Records from a collection
[BEGIN]
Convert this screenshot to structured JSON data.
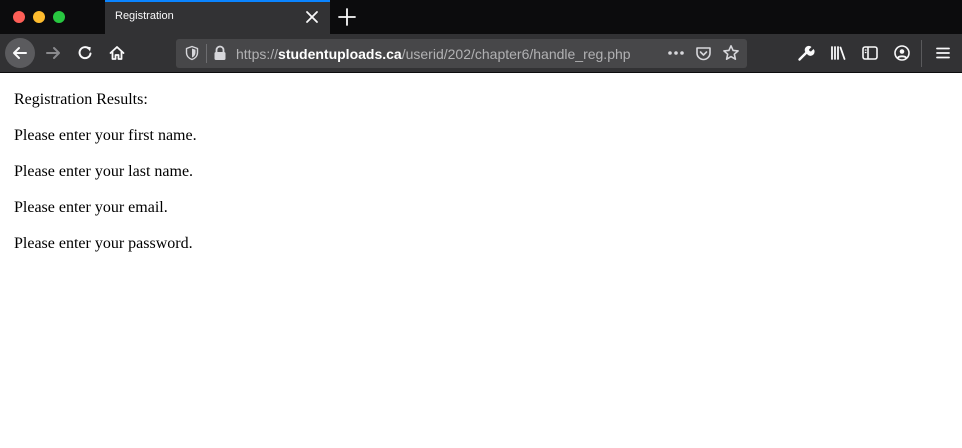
{
  "browser": {
    "tab": {
      "title": "Registration"
    },
    "url": {
      "protocol": "https://",
      "domain": "studentuploads.ca",
      "path": "/userid/202/chapter6/handle_reg.php"
    },
    "icons": [
      "back-arrow-icon",
      "forward-arrow-icon",
      "reload-icon",
      "home-icon",
      "shield-icon",
      "lock-icon",
      "more-dots-icon",
      "pocket-icon",
      "star-icon",
      "wrench-icon",
      "library-icon",
      "sidebar-icon",
      "account-icon",
      "hamburger-menu-icon"
    ],
    "colors": {
      "tab_accent": "#0a84ff",
      "chrome_dark": "#0c0c0d",
      "toolbar": "#323234",
      "urlbar": "#474749"
    }
  },
  "page": {
    "heading": "Registration Results:",
    "messages": [
      "Please enter your first name.",
      "Please enter your last name.",
      "Please enter your email.",
      "Please enter your password."
    ]
  }
}
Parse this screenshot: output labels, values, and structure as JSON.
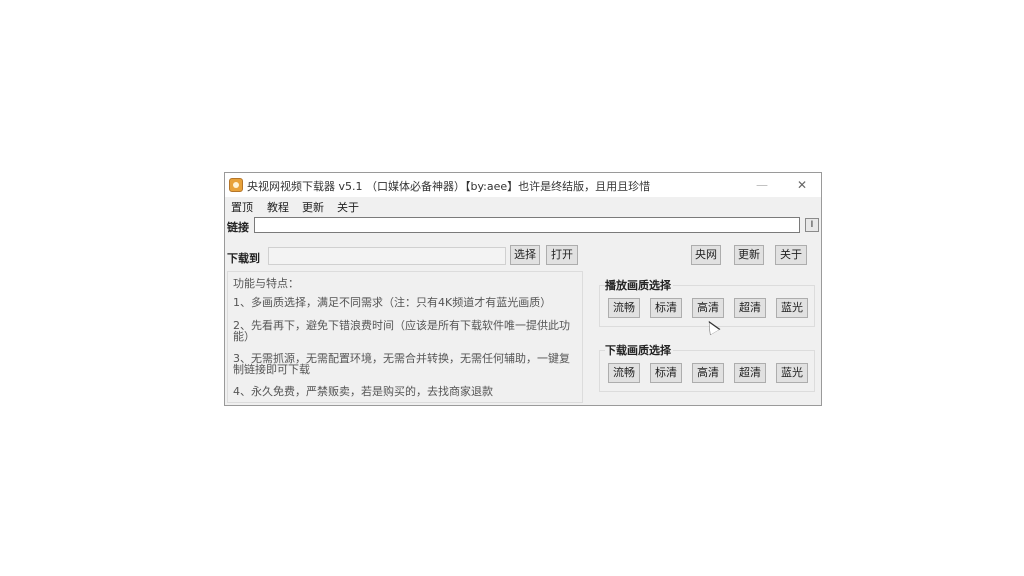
{
  "window": {
    "title": "央视网视频下载器  v5.1 （口媒体必备神器）【by:aee】也许是终结版，且用且珍惜",
    "close_icon": "✕"
  },
  "menu": [
    "置顶",
    "教程",
    "更新",
    "关于"
  ],
  "link": {
    "label": "链接",
    "value": "",
    "paste_icon": "paste-icon"
  },
  "download": {
    "label": "下载到",
    "path_value": "",
    "choose_label": "选择",
    "open_label": "打开"
  },
  "top_buttons": {
    "cctv_label": "央网",
    "update_label": "更新",
    "about_label": "关于"
  },
  "features": {
    "title": "功能与特点：",
    "items": [
      "1、多画质选择，满足不同需求（注：只有4K频道才有蓝光画质）",
      "2、先看再下，避免下错浪费时间（应该是所有下载软件唯一提供此功能）",
      "3、无需抓源，无需配置环境，无需合并转换，无需任何辅助，一键复制链接即可下载",
      "4、永久免费，严禁贩卖，若是购买的，去找商家退款"
    ]
  },
  "play_quality": {
    "title": "播放画质选择",
    "options": [
      "流畅",
      "标清",
      "高清",
      "超清",
      "蓝光"
    ]
  },
  "download_quality": {
    "title": "下载画质选择",
    "options": [
      "流畅",
      "标清",
      "高清",
      "超清",
      "蓝光"
    ]
  }
}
[END]
• Required task:
Quote the preceding records in their entirety, excluding every picture.

• Worked solution:
Convert this screenshot to structured JSON data.
{
  "browser": {
    "tab": {
      "title": "Registration"
    },
    "url": {
      "protocol": "https://",
      "domain": "studentuploads.ca",
      "path": "/userid/202/chapter6/handle_reg.php"
    },
    "icons": [
      "back-arrow-icon",
      "forward-arrow-icon",
      "reload-icon",
      "home-icon",
      "shield-icon",
      "lock-icon",
      "more-dots-icon",
      "pocket-icon",
      "star-icon",
      "wrench-icon",
      "library-icon",
      "sidebar-icon",
      "account-icon",
      "hamburger-menu-icon"
    ],
    "colors": {
      "tab_accent": "#0a84ff",
      "chrome_dark": "#0c0c0d",
      "toolbar": "#323234",
      "urlbar": "#474749"
    }
  },
  "page": {
    "heading": "Registration Results:",
    "messages": [
      "Please enter your first name.",
      "Please enter your last name.",
      "Please enter your email.",
      "Please enter your password."
    ]
  }
}
Parse this screenshot: output labels, values, and structure as JSON.
{
  "window": {
    "title": "央视网视频下载器  v5.1 （口媒体必备神器）【by:aee】也许是终结版，且用且珍惜",
    "close_icon": "✕"
  },
  "menu": [
    "置顶",
    "教程",
    "更新",
    "关于"
  ],
  "link": {
    "label": "链接",
    "value": "",
    "paste_icon": "paste-icon"
  },
  "download": {
    "label": "下载到",
    "path_value": "",
    "choose_label": "选择",
    "open_label": "打开"
  },
  "top_buttons": {
    "cctv_label": "央网",
    "update_label": "更新",
    "about_label": "关于"
  },
  "features": {
    "title": "功能与特点：",
    "items": [
      "1、多画质选择，满足不同需求（注：只有4K频道才有蓝光画质）",
      "2、先看再下，避免下错浪费时间（应该是所有下载软件唯一提供此功能）",
      "3、无需抓源，无需配置环境，无需合并转换，无需任何辅助，一键复制链接即可下载",
      "4、永久免费，严禁贩卖，若是购买的，去找商家退款"
    ]
  },
  "play_quality": {
    "title": "播放画质选择",
    "options": [
      "流畅",
      "标清",
      "高清",
      "超清",
      "蓝光"
    ]
  },
  "download_quality": {
    "title": "下载画质选择",
    "options": [
      "流畅",
      "标清",
      "高清",
      "超清",
      "蓝光"
    ]
  }
}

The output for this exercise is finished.